■ **EXERCISE DETAILS**
Search the data below for "copyright"; list each line that holds it.

[START RECORD EXCERPTS]

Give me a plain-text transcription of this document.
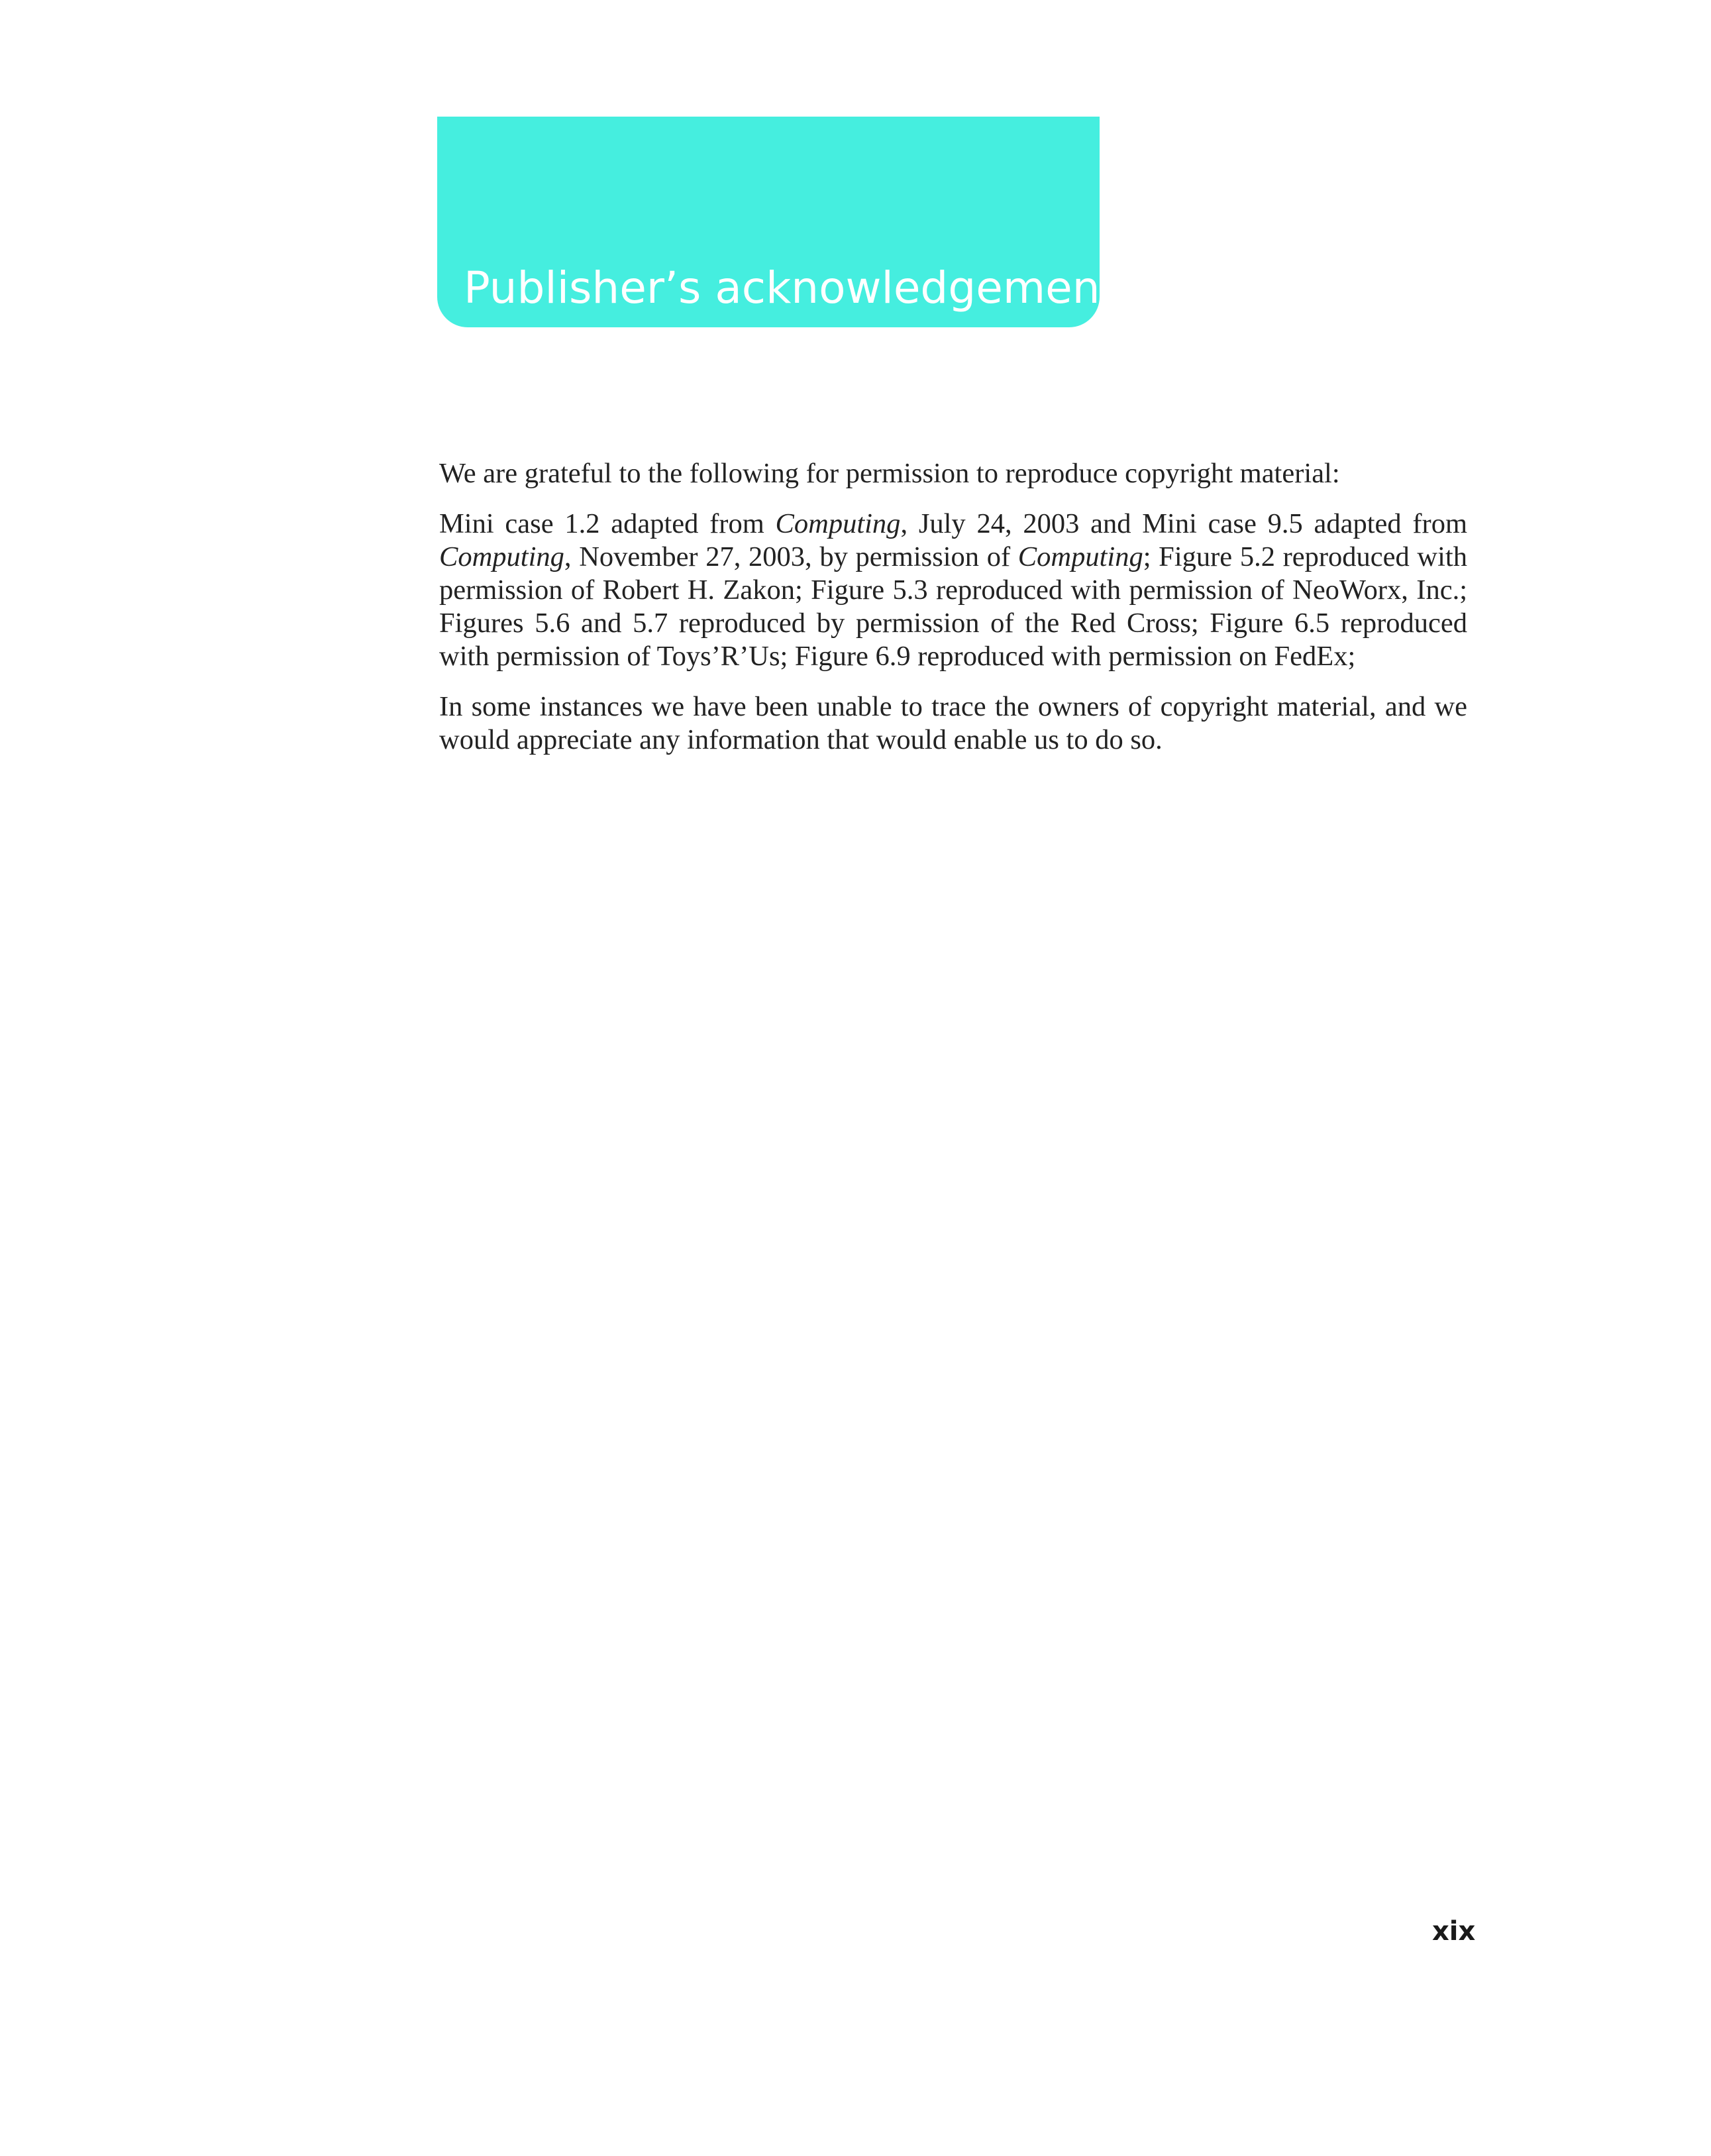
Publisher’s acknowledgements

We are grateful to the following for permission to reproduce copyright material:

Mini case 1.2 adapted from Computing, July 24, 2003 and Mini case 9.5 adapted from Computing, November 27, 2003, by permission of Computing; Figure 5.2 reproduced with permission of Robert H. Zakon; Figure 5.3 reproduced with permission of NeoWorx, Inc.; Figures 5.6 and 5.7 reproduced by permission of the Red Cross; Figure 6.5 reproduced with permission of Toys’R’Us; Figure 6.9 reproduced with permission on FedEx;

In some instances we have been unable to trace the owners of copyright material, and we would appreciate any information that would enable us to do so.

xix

[END RECORD EXCERPTS]

■ **EXERCISE ANSWER**
We are grateful to the following for permission to reproduce copyright material:
In some instances we have been unable to trace the owners of copyright material, and we would appreciate any information that would enable us to do so.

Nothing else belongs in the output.